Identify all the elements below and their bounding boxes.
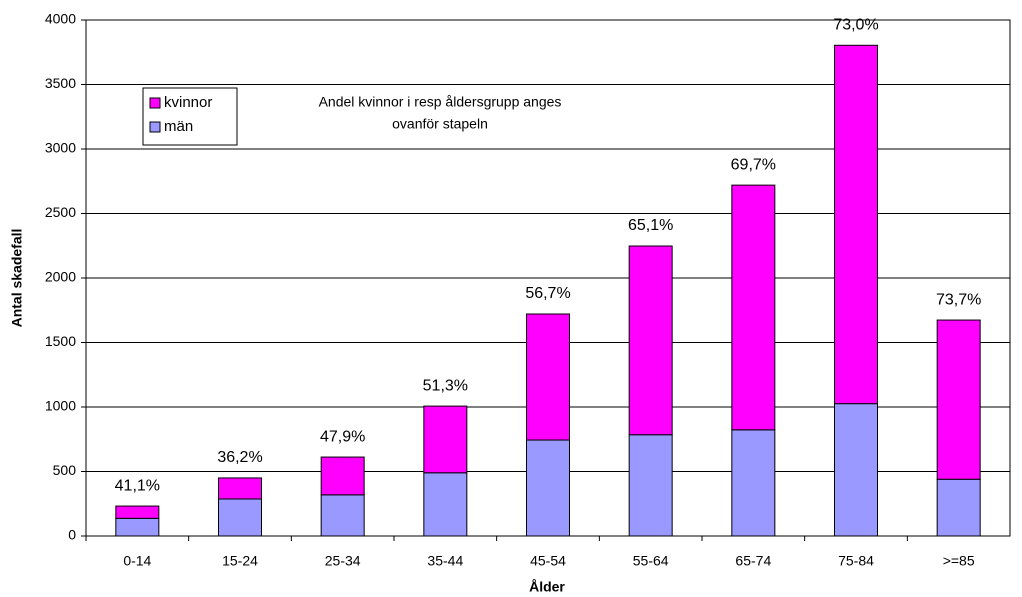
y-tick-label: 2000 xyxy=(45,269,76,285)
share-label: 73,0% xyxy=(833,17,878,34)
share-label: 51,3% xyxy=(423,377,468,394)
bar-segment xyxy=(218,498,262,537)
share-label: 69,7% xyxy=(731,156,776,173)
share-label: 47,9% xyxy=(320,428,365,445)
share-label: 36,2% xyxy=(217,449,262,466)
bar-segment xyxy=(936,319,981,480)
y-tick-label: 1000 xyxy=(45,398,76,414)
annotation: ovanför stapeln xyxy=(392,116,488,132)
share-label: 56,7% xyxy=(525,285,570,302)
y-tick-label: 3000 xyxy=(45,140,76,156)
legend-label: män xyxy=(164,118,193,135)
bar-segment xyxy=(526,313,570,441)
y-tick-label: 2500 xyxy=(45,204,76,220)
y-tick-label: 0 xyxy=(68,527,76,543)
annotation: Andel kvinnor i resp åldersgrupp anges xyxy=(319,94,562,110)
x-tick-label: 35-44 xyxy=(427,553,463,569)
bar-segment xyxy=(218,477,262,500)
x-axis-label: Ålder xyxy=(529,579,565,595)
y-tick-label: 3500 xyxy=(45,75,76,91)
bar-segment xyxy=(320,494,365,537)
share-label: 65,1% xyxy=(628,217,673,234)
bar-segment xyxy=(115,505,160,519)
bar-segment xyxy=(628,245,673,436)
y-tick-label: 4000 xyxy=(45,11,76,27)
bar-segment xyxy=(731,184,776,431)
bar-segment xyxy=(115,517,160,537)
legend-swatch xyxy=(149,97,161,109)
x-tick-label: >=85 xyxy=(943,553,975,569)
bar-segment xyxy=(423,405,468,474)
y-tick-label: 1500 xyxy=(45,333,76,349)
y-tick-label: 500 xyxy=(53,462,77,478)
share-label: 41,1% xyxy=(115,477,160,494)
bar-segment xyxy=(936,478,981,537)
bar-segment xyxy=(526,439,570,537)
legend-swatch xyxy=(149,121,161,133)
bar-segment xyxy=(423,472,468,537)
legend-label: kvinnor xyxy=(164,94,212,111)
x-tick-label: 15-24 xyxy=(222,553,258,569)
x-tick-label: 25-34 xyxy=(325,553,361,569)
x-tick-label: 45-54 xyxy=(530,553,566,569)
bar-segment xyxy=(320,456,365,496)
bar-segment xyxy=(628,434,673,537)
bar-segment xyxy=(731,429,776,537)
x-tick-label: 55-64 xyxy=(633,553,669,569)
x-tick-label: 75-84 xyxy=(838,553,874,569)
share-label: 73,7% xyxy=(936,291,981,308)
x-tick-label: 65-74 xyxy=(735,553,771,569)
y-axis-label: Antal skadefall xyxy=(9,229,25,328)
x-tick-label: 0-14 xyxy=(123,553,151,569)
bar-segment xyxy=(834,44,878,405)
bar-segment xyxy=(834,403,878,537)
* * *
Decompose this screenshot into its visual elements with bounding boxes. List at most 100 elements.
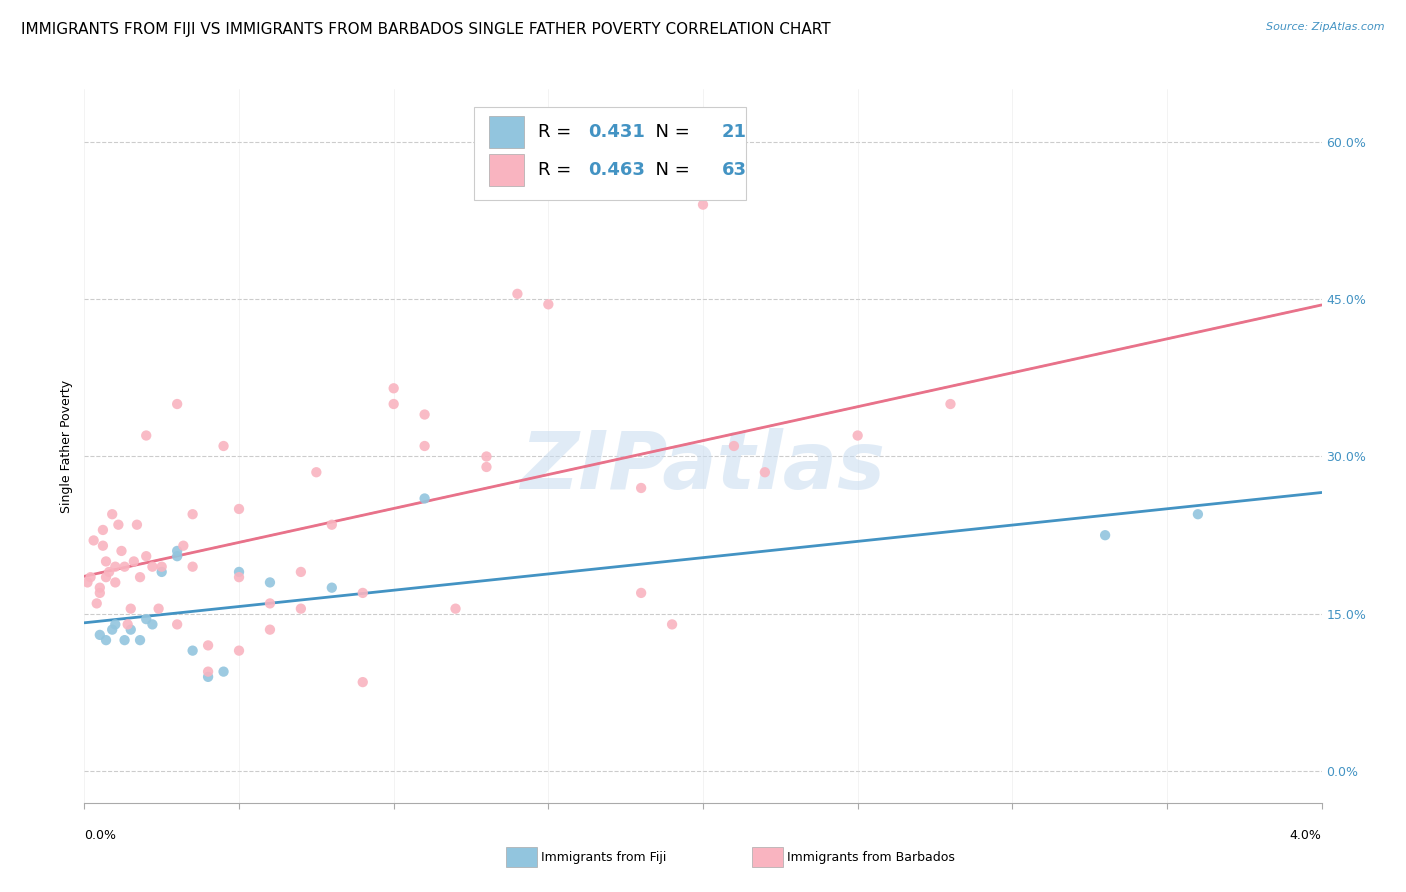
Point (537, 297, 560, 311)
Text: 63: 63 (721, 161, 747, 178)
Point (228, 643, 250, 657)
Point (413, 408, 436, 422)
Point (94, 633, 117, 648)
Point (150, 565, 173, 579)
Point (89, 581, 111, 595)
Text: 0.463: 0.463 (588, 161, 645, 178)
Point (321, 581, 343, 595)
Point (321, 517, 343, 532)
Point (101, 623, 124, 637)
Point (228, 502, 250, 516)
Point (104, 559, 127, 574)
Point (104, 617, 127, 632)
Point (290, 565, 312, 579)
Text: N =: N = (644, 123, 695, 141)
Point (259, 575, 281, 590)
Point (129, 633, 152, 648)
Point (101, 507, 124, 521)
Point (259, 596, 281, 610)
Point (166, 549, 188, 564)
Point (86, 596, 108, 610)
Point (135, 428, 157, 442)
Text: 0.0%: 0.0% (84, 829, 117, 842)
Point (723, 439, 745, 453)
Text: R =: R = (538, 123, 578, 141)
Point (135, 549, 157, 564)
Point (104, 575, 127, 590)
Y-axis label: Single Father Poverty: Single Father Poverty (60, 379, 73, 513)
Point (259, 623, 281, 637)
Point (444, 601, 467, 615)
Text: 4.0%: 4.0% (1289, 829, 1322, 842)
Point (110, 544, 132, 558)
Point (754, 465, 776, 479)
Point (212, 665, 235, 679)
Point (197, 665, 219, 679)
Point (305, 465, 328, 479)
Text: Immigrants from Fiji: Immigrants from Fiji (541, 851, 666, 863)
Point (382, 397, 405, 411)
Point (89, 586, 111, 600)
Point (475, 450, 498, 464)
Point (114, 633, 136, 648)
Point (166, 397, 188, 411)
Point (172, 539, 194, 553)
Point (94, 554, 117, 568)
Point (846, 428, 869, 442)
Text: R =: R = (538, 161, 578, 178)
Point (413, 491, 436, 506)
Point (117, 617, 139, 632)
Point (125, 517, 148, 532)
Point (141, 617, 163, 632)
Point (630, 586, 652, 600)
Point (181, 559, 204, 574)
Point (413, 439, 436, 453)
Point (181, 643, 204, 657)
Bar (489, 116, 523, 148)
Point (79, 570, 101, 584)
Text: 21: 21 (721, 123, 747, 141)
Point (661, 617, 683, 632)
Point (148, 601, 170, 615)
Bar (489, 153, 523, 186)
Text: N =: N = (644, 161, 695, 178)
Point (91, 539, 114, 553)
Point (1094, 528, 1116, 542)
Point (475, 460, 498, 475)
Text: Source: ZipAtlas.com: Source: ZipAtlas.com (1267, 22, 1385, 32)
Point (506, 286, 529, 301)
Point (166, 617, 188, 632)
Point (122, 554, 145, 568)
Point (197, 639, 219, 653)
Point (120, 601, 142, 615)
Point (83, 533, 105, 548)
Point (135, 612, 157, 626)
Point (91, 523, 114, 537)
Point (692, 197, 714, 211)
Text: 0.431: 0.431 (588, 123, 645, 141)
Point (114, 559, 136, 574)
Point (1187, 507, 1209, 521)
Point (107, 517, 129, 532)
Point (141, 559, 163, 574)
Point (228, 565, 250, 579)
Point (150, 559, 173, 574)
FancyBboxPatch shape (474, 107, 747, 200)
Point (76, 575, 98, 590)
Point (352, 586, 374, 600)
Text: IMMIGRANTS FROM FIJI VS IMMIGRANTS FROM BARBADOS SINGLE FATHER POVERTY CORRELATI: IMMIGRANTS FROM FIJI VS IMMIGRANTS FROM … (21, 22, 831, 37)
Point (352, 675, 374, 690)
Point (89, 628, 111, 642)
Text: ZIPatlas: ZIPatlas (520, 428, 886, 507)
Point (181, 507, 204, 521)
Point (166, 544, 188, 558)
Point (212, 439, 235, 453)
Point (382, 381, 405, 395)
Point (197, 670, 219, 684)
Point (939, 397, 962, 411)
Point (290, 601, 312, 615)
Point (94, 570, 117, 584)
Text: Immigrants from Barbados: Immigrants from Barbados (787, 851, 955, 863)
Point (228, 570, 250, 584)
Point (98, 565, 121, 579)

Required task: Echo the data from the line with "y-tick-label: 2000 xyxy=(45,269,76,285)" up to and including the line with "legend-swatch xyxy=(149,121,161,133)".

Complete response:
y-tick-label: 2000 xyxy=(45,269,76,285)
share-label: 73,0% xyxy=(833,17,878,34)
share-label: 51,3% xyxy=(423,377,468,394)
bar-segment xyxy=(218,498,262,537)
share-label: 69,7% xyxy=(731,156,776,173)
share-label: 47,9% xyxy=(320,428,365,445)
share-label: 36,2% xyxy=(217,449,262,466)
bar-segment xyxy=(936,319,981,480)
y-tick-label: 1000 xyxy=(45,398,76,414)
annotation: ovanför stapeln xyxy=(392,116,488,132)
share-label: 56,7% xyxy=(525,285,570,302)
y-tick-label: 3000 xyxy=(45,140,76,156)
legend-label: män xyxy=(164,118,193,135)
bar-segment xyxy=(526,313,570,441)
y-tick-label: 2500 xyxy=(45,204,76,220)
y-tick-label: 0 xyxy=(68,527,76,543)
annotation: Andel kvinnor i resp åldersgrupp anges xyxy=(319,94,562,110)
x-tick-label: 35-44 xyxy=(427,553,463,569)
bar-segment xyxy=(218,477,262,500)
x-axis-label: Ålder xyxy=(529,579,565,595)
y-tick-label: 3500 xyxy=(45,75,76,91)
bar-segment xyxy=(320,494,365,537)
share-label: 65,1% xyxy=(628,217,673,234)
bar-segment xyxy=(115,505,160,519)
bar-segment xyxy=(628,245,673,436)
y-tick-label: 4000 xyxy=(45,11,76,27)
bar-segment xyxy=(731,184,776,431)
bar-segment xyxy=(115,517,160,537)
legend-swatch xyxy=(149,97,161,109)
x-tick-label: >=85 xyxy=(943,553,975,569)
bar-segment xyxy=(423,405,468,474)
y-tick-label: 1500 xyxy=(45,333,76,349)
y-tick-label: 500 xyxy=(53,462,77,478)
share-label: 41,1% xyxy=(115,477,160,494)
bar-segment xyxy=(936,478,981,537)
bar-segment xyxy=(526,439,570,537)
legend-swatch xyxy=(149,121,161,133)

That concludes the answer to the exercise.